Data excerpts:
(begin)

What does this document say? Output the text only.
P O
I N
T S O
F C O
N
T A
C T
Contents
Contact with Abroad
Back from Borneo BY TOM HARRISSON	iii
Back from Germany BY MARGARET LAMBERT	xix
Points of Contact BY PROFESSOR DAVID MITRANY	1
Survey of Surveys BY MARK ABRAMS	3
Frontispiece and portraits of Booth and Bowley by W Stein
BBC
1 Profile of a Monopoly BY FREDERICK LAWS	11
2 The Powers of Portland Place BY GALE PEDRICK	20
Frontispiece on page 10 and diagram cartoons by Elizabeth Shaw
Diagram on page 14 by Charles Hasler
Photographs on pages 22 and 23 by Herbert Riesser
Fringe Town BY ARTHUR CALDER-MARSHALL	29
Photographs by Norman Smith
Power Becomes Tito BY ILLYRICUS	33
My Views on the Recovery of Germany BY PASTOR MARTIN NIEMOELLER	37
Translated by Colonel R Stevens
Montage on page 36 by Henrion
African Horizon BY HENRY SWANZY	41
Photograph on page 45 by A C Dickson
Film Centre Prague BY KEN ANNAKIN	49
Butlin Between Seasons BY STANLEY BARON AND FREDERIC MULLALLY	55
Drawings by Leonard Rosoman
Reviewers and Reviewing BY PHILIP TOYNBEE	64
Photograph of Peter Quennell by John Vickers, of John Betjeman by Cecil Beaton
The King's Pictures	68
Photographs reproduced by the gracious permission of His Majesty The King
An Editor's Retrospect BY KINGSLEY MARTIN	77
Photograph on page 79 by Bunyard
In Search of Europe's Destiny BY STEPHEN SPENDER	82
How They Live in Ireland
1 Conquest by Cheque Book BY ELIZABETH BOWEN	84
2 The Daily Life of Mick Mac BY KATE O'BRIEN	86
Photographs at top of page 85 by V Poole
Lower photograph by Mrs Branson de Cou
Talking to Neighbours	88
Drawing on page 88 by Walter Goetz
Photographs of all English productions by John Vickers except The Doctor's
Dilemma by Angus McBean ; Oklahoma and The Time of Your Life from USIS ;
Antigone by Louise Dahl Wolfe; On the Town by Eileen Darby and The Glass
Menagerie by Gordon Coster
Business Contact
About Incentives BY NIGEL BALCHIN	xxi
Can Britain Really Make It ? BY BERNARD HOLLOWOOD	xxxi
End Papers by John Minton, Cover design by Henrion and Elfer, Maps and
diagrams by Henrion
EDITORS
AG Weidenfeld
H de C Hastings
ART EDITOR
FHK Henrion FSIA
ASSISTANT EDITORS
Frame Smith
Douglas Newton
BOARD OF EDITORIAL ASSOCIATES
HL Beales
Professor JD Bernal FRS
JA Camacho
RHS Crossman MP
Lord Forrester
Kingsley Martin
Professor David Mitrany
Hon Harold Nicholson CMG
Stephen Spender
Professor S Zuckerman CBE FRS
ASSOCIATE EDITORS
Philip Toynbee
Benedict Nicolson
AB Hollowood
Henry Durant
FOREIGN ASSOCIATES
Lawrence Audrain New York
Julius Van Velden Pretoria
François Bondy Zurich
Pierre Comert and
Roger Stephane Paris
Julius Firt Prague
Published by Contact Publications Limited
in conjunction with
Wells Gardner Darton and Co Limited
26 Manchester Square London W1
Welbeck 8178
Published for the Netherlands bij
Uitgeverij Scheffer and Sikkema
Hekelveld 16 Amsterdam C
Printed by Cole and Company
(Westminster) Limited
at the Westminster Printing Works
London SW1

(end)

SHORT EXERCISE:
Look over the listing. Pull out every line with the string "Prague" in it.

SOLUTION TO THE EXERCISE:
Film Centre Prague BY KEN ANNAKIN	49
Julius Firt Prague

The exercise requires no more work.